■ Objective ■
Tally the lines that contain "Mood" and report the total alone.

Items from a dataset

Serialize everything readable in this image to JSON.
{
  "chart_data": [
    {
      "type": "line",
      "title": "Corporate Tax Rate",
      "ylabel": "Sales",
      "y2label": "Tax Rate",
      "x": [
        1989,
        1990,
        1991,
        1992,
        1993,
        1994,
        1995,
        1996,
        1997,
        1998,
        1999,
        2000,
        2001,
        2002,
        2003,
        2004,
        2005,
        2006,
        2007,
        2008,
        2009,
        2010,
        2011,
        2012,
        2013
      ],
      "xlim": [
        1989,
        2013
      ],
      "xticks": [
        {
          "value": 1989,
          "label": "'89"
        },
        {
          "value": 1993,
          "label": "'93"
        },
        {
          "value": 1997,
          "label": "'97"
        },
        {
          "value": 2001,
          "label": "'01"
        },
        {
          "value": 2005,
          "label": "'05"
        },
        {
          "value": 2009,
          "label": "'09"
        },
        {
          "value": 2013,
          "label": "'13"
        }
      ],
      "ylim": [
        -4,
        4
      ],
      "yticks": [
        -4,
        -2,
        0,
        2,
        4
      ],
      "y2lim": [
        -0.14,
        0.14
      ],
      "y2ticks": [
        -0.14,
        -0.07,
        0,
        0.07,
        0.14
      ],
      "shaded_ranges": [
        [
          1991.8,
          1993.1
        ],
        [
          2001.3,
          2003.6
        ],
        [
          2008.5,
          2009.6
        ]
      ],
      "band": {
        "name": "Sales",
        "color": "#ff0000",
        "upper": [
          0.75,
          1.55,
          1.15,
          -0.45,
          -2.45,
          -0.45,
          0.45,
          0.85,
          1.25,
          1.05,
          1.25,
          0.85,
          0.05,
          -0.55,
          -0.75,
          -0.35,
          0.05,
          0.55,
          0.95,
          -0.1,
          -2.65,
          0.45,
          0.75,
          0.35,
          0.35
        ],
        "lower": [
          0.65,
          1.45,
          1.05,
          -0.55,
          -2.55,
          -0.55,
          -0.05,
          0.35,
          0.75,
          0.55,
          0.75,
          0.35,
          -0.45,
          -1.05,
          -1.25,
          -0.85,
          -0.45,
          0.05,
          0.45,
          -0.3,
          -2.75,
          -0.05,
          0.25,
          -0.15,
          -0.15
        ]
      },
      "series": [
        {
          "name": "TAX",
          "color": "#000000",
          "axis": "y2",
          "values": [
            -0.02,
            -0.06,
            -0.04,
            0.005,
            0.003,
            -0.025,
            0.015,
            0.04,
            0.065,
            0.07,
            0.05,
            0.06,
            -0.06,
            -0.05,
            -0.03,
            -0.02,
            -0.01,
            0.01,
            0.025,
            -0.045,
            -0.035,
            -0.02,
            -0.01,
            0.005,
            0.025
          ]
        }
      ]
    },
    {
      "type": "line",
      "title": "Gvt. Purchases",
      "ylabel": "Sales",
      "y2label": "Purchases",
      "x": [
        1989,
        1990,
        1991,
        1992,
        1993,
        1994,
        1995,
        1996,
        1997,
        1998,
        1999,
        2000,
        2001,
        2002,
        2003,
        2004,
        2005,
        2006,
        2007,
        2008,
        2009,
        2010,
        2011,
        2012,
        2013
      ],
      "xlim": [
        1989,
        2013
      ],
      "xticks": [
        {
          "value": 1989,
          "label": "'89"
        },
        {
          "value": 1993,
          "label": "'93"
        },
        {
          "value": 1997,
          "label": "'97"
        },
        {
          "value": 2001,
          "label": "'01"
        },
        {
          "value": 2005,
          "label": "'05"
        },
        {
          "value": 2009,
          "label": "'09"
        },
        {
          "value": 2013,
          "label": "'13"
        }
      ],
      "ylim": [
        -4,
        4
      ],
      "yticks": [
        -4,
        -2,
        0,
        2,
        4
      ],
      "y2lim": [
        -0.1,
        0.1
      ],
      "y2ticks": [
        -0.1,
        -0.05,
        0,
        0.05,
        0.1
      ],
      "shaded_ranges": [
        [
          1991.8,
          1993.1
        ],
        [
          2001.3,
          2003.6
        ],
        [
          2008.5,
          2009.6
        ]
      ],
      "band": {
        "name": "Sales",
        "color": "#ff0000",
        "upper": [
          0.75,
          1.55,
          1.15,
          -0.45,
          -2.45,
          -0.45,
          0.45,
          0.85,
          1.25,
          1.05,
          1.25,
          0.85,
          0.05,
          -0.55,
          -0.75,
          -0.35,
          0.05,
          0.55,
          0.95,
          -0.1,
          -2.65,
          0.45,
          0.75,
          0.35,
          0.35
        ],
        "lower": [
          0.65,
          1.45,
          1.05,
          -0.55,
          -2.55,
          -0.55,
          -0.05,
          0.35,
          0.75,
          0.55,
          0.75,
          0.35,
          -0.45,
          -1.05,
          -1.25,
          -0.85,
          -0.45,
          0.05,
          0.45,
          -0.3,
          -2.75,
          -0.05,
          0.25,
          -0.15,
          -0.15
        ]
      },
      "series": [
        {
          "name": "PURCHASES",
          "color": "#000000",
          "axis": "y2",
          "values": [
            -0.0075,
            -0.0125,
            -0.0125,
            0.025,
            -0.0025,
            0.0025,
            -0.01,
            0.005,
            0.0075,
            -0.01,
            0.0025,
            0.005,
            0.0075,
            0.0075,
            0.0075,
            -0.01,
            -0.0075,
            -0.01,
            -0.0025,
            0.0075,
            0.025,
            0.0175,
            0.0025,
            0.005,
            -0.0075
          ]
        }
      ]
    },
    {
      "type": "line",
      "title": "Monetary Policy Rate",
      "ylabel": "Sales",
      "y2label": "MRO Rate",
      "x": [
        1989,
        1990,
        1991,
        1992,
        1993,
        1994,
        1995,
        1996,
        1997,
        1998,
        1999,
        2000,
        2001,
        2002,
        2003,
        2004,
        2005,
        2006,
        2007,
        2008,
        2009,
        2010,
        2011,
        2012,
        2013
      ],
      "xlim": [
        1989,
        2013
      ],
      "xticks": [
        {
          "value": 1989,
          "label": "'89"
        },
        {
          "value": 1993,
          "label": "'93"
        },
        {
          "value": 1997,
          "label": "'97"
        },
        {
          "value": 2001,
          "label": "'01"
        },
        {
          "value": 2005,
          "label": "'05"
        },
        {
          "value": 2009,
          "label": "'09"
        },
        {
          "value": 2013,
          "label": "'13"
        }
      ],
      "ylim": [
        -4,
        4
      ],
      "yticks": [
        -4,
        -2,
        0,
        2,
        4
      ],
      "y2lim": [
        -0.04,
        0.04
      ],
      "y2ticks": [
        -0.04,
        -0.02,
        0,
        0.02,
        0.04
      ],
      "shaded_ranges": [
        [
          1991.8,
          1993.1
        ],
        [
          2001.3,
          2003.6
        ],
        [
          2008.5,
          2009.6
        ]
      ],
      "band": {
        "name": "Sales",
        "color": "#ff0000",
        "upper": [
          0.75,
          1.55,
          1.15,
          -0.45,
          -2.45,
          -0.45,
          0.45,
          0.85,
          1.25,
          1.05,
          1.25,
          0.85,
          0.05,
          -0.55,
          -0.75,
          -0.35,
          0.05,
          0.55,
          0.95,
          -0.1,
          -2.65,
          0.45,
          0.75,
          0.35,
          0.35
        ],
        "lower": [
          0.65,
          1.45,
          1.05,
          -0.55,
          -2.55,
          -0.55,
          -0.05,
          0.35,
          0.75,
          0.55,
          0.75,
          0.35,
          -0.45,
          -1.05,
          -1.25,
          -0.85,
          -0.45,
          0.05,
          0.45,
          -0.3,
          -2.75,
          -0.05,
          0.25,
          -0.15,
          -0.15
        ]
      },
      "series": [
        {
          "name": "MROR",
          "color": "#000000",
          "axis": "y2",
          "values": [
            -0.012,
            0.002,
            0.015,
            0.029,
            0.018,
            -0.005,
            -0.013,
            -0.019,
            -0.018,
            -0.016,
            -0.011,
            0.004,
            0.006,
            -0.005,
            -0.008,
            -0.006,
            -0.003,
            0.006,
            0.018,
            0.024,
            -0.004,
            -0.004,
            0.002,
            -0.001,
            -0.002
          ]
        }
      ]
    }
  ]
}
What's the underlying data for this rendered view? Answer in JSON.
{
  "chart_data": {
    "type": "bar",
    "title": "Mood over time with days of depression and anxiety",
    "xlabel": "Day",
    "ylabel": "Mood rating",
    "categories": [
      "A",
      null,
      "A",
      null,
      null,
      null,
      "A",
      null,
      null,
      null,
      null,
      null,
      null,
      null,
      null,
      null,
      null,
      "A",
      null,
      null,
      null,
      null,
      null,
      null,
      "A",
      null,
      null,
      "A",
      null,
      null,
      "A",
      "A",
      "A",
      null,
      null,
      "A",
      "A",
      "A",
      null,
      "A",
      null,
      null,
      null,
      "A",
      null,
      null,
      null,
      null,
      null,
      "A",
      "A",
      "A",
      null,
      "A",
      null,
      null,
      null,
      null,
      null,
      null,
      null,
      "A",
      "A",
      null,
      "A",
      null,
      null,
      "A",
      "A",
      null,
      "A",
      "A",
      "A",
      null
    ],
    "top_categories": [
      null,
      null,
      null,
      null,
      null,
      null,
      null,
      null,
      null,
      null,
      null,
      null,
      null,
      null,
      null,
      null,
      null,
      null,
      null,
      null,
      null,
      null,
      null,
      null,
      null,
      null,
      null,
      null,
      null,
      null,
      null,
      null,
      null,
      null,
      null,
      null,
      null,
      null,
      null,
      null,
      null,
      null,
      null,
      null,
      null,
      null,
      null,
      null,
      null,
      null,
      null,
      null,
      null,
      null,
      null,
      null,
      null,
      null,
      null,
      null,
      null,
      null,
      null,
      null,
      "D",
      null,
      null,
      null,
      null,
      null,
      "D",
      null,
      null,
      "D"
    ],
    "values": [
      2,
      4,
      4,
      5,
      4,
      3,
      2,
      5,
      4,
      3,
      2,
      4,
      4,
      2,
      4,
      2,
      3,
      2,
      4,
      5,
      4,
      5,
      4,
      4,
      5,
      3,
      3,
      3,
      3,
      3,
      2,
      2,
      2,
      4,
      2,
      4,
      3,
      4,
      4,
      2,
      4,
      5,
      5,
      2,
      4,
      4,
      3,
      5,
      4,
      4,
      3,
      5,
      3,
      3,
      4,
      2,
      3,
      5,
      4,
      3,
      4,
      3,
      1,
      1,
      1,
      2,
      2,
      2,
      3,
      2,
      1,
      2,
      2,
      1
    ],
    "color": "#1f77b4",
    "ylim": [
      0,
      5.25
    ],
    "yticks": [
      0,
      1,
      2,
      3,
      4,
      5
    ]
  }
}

■ Answer to the problem ■
2